= WORK REQUIRED =
Word for word, copy all of the entries.
---- RECORDS PROVIDED
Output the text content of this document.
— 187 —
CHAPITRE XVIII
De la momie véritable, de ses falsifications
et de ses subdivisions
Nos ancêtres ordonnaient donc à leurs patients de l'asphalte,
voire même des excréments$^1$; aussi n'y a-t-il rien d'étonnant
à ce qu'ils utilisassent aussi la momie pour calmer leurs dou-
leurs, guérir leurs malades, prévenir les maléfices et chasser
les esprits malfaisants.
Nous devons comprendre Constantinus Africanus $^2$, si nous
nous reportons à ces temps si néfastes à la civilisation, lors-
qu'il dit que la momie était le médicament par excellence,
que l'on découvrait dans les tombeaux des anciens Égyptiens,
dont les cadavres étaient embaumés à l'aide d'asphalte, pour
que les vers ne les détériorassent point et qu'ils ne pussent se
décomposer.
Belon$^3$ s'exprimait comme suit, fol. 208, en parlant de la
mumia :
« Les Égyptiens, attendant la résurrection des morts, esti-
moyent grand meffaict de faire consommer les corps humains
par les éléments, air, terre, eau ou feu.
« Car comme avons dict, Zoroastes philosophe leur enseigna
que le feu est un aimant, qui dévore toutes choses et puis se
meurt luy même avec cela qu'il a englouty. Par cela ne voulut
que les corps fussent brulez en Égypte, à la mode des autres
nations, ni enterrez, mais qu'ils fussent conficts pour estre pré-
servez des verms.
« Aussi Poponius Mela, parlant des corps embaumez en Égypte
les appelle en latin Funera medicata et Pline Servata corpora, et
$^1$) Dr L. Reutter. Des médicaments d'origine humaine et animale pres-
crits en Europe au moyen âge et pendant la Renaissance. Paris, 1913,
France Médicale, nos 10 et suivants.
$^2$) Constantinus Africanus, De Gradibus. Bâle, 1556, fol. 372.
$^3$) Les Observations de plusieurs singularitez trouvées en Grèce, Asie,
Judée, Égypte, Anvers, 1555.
--------
= FINAL ANSWER =
Output the text content of this document.
— 187 —
CHAPITRE XVIII
De la momie véritable, de ses falsifications
et de ses subdivisions
Nos ancêtres ordonnaient donc à leurs patients de l'asphalte,
voire même des excréments$^1$; aussi n'y a-t-il rien d'étonnant
à ce qu'ils utilisassent aussi la momie pour calmer leurs dou-
leurs, guérir leurs malades, prévenir les maléfices et chasser
les esprits malfaisants.
Nous devons comprendre Constantinus Africanus $^2$, si nous
nous reportons à ces temps si néfastes à la civilisation, lors-
qu'il dit que la momie était le médicament par excellence,
que l'on découvrait dans les tombeaux des anciens Égyptiens,
dont les cadavres étaient embaumés à l'aide d'asphalte, pour
que les vers ne les détériorassent point et qu'ils ne pussent se
décomposer.
Belon$^3$ s'exprimait comme suit, fol. 208, en parlant de la
mumia :
« Les Égyptiens, attendant la résurrection des morts, esti-
moyent grand meffaict de faire consommer les corps humains
par les éléments, air, terre, eau ou feu.
« Car comme avons dict, Zoroastes philosophe leur enseigna
que le feu est un aimant, qui dévore toutes choses et puis se
meurt luy même avec cela qu'il a englouty. Par cela ne voulut
que les corps fussent brulez en Égypte, à la mode des autres
nations, ni enterrez, mais qu'ils fussent conficts pour estre pré-
servez des verms.
« Aussi Poponius Mela, parlant des corps embaumez en Égypte
les appelle en latin Funera medicata et Pline Servata corpora, et
$^1$) Dr L. Reutter. Des médicaments d'origine humaine et animale pres-
crits en Europe au moyen âge et pendant la Renaissance. Paris, 1913,
France Médicale, nos 10 et suivants.
$^2$) Constantinus Africanus, De Gradibus. Bâle, 1556, fol. 372.
$^3$) Les Observations de plusieurs singularitez trouvées en Grèce, Asie,
Judée, Égypte, Anvers, 1555.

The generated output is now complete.